Dataset entries on figures:
<<<<

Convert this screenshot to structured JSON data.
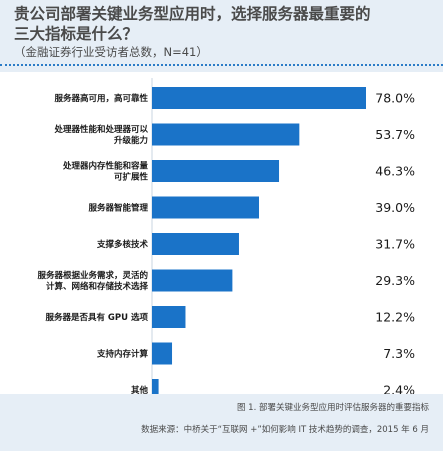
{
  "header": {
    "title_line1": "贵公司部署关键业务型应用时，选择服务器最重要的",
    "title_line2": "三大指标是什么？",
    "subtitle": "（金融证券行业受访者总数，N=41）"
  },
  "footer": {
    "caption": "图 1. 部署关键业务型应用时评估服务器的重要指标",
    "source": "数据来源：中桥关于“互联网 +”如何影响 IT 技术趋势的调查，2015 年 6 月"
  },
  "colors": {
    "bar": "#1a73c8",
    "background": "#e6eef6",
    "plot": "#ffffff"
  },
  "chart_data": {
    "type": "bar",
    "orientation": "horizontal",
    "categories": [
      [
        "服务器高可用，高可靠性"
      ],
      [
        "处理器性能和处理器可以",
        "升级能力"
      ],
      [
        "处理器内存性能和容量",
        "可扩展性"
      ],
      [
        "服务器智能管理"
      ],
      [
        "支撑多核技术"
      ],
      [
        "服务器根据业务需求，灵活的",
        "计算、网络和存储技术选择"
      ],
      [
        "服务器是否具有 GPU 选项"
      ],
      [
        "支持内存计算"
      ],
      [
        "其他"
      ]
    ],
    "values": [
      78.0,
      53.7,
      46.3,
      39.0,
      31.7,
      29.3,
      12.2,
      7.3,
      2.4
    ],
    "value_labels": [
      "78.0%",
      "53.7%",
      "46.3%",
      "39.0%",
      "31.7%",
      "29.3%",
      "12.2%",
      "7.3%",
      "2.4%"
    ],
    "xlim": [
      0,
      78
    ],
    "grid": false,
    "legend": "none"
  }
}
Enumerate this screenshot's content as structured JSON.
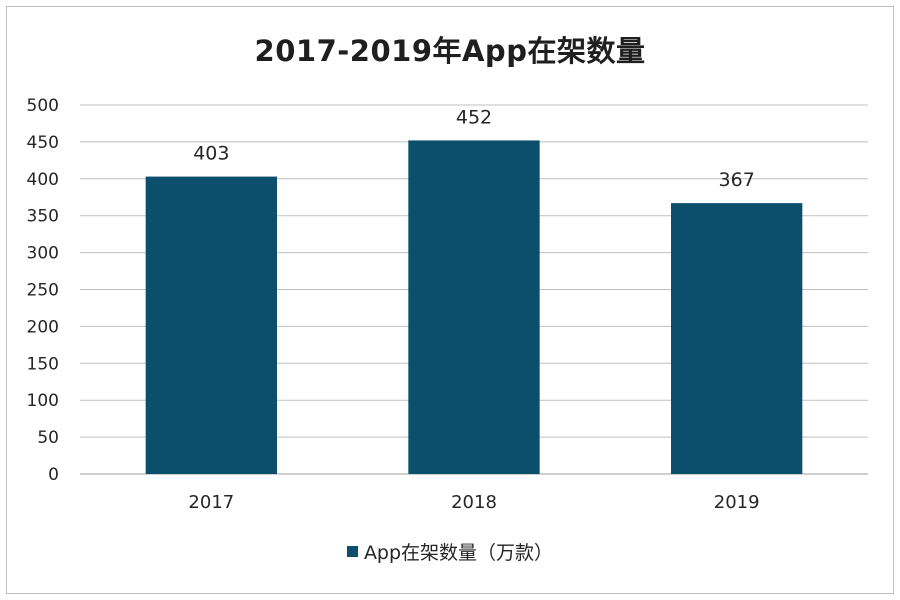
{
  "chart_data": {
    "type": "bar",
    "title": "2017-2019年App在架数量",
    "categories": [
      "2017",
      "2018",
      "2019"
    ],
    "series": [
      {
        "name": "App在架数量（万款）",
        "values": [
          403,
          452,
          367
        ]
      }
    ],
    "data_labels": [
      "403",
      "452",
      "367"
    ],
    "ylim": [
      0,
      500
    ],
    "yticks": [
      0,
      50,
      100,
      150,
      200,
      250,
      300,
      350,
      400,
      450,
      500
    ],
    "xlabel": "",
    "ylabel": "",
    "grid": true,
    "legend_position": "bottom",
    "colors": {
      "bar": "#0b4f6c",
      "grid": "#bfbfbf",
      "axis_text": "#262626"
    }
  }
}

>>>>

Set task: Pictures stay out of the copy; please restate every record above exactly.

Answer to the task:
Convert this screenshot to structured JSON data.
{
  "header": {
    "title_line1": "贵公司部署关键业务型应用时，选择服务器最重要的",
    "title_line2": "三大指标是什么？",
    "subtitle": "（金融证券行业受访者总数，N=41）"
  },
  "footer": {
    "caption": "图 1. 部署关键业务型应用时评估服务器的重要指标",
    "source": "数据来源：中桥关于“互联网 +”如何影响 IT 技术趋势的调查，2015 年 6 月"
  },
  "colors": {
    "bar": "#1a73c8",
    "background": "#e6eef6",
    "plot": "#ffffff"
  },
  "chart_data": {
    "type": "bar",
    "orientation": "horizontal",
    "categories": [
      [
        "服务器高可用，高可靠性"
      ],
      [
        "处理器性能和处理器可以",
        "升级能力"
      ],
      [
        "处理器内存性能和容量",
        "可扩展性"
      ],
      [
        "服务器智能管理"
      ],
      [
        "支撑多核技术"
      ],
      [
        "服务器根据业务需求，灵活的",
        "计算、网络和存储技术选择"
      ],
      [
        "服务器是否具有 GPU 选项"
      ],
      [
        "支持内存计算"
      ],
      [
        "其他"
      ]
    ],
    "values": [
      78.0,
      53.7,
      46.3,
      39.0,
      31.7,
      29.3,
      12.2,
      7.3,
      2.4
    ],
    "value_labels": [
      "78.0%",
      "53.7%",
      "46.3%",
      "39.0%",
      "31.7%",
      "29.3%",
      "12.2%",
      "7.3%",
      "2.4%"
    ],
    "xlim": [
      0,
      78
    ],
    "grid": false,
    "legend": "none"
  }
}
Enumerate this screenshot's content as structured JSON.
{
  "chart_data": {
    "type": "bar",
    "title": "2017-2019年App在架数量",
    "categories": [
      "2017",
      "2018",
      "2019"
    ],
    "series": [
      {
        "name": "App在架数量（万款）",
        "values": [
          403,
          452,
          367
        ]
      }
    ],
    "data_labels": [
      "403",
      "452",
      "367"
    ],
    "ylim": [
      0,
      500
    ],
    "yticks": [
      0,
      50,
      100,
      150,
      200,
      250,
      300,
      350,
      400,
      450,
      500
    ],
    "xlabel": "",
    "ylabel": "",
    "grid": true,
    "legend_position": "bottom",
    "colors": {
      "bar": "#0b4f6c",
      "grid": "#bfbfbf",
      "axis_text": "#262626"
    }
  }
}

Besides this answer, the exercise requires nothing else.